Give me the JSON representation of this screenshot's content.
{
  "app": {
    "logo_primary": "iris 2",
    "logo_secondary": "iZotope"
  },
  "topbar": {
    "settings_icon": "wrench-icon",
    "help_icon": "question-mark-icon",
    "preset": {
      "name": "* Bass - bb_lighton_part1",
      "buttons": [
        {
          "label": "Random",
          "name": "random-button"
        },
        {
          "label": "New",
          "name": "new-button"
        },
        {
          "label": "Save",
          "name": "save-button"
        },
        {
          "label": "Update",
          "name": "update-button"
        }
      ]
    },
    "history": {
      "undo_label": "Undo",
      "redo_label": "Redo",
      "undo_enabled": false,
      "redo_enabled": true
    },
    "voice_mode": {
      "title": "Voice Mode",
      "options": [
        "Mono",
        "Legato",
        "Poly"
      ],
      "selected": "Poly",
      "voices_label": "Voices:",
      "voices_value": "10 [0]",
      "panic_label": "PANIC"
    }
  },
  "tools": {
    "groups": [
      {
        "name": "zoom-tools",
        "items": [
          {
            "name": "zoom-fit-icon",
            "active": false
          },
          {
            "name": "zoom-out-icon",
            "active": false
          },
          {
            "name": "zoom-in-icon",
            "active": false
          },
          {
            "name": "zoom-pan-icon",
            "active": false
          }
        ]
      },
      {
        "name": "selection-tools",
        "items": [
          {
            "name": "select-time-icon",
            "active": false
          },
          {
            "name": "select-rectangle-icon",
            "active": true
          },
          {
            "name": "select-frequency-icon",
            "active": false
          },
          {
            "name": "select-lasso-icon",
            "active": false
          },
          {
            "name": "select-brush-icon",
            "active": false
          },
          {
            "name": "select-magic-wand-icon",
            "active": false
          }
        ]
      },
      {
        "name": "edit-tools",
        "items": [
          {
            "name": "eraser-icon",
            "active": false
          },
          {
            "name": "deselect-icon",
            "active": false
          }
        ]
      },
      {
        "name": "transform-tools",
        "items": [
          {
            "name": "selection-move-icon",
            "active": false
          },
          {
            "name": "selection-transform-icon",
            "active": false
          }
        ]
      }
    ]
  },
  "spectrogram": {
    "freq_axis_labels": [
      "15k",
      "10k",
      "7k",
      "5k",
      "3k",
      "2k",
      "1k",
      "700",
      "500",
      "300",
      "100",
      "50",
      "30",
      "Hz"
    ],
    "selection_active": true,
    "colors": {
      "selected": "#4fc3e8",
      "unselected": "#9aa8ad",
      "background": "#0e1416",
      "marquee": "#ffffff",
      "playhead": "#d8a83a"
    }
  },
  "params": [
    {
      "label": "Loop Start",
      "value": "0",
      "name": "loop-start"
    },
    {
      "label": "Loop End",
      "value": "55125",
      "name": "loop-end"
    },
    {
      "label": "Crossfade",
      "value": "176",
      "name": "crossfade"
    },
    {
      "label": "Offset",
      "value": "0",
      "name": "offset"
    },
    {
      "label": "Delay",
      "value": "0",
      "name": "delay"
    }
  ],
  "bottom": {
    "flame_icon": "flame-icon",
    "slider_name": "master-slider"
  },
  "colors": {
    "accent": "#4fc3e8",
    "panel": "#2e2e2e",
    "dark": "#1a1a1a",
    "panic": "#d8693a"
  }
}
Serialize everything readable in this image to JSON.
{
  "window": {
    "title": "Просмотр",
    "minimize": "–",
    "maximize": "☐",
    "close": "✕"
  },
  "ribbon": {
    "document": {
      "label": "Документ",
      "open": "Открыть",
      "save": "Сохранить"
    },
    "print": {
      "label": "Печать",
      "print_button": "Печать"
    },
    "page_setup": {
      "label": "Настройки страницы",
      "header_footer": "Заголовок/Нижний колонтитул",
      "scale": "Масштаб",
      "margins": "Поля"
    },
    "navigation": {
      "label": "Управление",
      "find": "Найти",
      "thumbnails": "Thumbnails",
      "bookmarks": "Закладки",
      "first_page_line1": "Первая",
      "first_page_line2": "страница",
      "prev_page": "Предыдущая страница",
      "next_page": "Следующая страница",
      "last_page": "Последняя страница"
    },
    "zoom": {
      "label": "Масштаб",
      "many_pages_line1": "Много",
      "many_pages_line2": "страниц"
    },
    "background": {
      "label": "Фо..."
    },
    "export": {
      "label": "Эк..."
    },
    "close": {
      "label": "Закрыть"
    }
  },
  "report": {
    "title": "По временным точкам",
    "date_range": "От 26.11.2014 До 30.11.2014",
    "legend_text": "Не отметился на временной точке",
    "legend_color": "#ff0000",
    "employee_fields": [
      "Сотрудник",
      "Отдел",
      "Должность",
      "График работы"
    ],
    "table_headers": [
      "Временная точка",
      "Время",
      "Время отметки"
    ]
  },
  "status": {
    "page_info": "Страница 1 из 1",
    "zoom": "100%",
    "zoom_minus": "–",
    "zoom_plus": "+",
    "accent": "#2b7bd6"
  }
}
:::::
● **WHAT IS NEEDED**
Write an exact transcription of every entry above.

● **CORRECT RESPONSE**
Give me the JSON representation of this screenshot's content.
{
  "app": {
    "logo_primary": "iris 2",
    "logo_secondary": "iZotope"
  },
  "topbar": {
    "settings_icon": "wrench-icon",
    "help_icon": "question-mark-icon",
    "preset": {
      "name": "* Bass - bb_lighton_part1",
      "buttons": [
        {
          "label": "Random",
          "name": "random-button"
        },
        {
          "label": "New",
          "name": "new-button"
        },
        {
          "label": "Save",
          "name": "save-button"
        },
        {
          "label": "Update",
          "name": "update-button"
        }
      ]
    },
    "history": {
      "undo_label": "Undo",
      "redo_label": "Redo",
      "undo_enabled": false,
      "redo_enabled": true
    },
    "voice_mode": {
      "title": "Voice Mode",
      "options": [
        "Mono",
        "Legato",
        "Poly"
      ],
      "selected": "Poly",
      "voices_label": "Voices:",
      "voices_value": "10 [0]",
      "panic_label": "PANIC"
    }
  },
  "tools": {
    "groups": [
      {
        "name": "zoom-tools",
        "items": [
          {
            "name": "zoom-fit-icon",
            "active": false
          },
          {
            "name": "zoom-out-icon",
            "active": false
          },
          {
            "name": "zoom-in-icon",
            "active": false
          },
          {
            "name": "zoom-pan-icon",
            "active": false
          }
        ]
      },
      {
        "name": "selection-tools",
        "items": [
          {
            "name": "select-time-icon",
            "active": false
          },
          {
            "name": "select-rectangle-icon",
            "active": true
          },
          {
            "name": "select-frequency-icon",
            "active": false
          },
          {
            "name": "select-lasso-icon",
            "active": false
          },
          {
            "name": "select-brush-icon",
            "active": false
          },
          {
            "name": "select-magic-wand-icon",
            "active": false
          }
        ]
      },
      {
        "name": "edit-tools",
        "items": [
          {
            "name": "eraser-icon",
            "active": false
          },
          {
            "name": "deselect-icon",
            "active": false
          }
        ]
      },
      {
        "name": "transform-tools",
        "items": [
          {
            "name": "selection-move-icon",
            "active": false
          },
          {
            "name": "selection-transform-icon",
            "active": false
          }
        ]
      }
    ]
  },
  "spectrogram": {
    "freq_axis_labels": [
      "15k",
      "10k",
      "7k",
      "5k",
      "3k",
      "2k",
      "1k",
      "700",
      "500",
      "300",
      "100",
      "50",
      "30",
      "Hz"
    ],
    "selection_active": true,
    "colors": {
      "selected": "#4fc3e8",
      "unselected": "#9aa8ad",
      "background": "#0e1416",
      "marquee": "#ffffff",
      "playhead": "#d8a83a"
    }
  },
  "params": [
    {
      "label": "Loop Start",
      "value": "0",
      "name": "loop-start"
    },
    {
      "label": "Loop End",
      "value": "55125",
      "name": "loop-end"
    },
    {
      "label": "Crossfade",
      "value": "176",
      "name": "crossfade"
    },
    {
      "label": "Offset",
      "value": "0",
      "name": "offset"
    },
    {
      "label": "Delay",
      "value": "0",
      "name": "delay"
    }
  ],
  "bottom": {
    "flame_icon": "flame-icon",
    "slider_name": "master-slider"
  },
  "colors": {
    "accent": "#4fc3e8",
    "panel": "#2e2e2e",
    "dark": "#1a1a1a",
    "panic": "#d8693a"
  }
}
Serialize everything readable in this image to JSON.
{
  "window": {
    "title": "Просмотр",
    "minimize": "–",
    "maximize": "☐",
    "close": "✕"
  },
  "ribbon": {
    "document": {
      "label": "Документ",
      "open": "Открыть",
      "save": "Сохранить"
    },
    "print": {
      "label": "Печать",
      "print_button": "Печать"
    },
    "page_setup": {
      "label": "Настройки страницы",
      "header_footer": "Заголовок/Нижний колонтитул",
      "scale": "Масштаб",
      "margins": "Поля"
    },
    "navigation": {
      "label": "Управление",
      "find": "Найти",
      "thumbnails": "Thumbnails",
      "bookmarks": "Закладки",
      "first_page_line1": "Первая",
      "first_page_line2": "страница",
      "prev_page": "Предыдущая страница",
      "next_page": "Следующая страница",
      "last_page": "Последняя страница"
    },
    "zoom": {
      "label": "Масштаб",
      "many_pages_line1": "Много",
      "many_pages_line2": "страниц"
    },
    "background": {
      "label": "Фо..."
    },
    "export": {
      "label": "Эк..."
    },
    "close": {
      "label": "Закрыть"
    }
  },
  "report": {
    "title": "По временным точкам",
    "date_range": "От 26.11.2014 До 30.11.2014",
    "legend_text": "Не отметился на временной точке",
    "legend_color": "#ff0000",
    "employee_fields": [
      "Сотрудник",
      "Отдел",
      "Должность",
      "График работы"
    ],
    "table_headers": [
      "Временная точка",
      "Время",
      "Время отметки"
    ]
  },
  "status": {
    "page_info": "Страница 1 из 1",
    "zoom": "100%",
    "zoom_minus": "–",
    "zoom_plus": "+",
    "accent": "#2b7bd6"
  }
}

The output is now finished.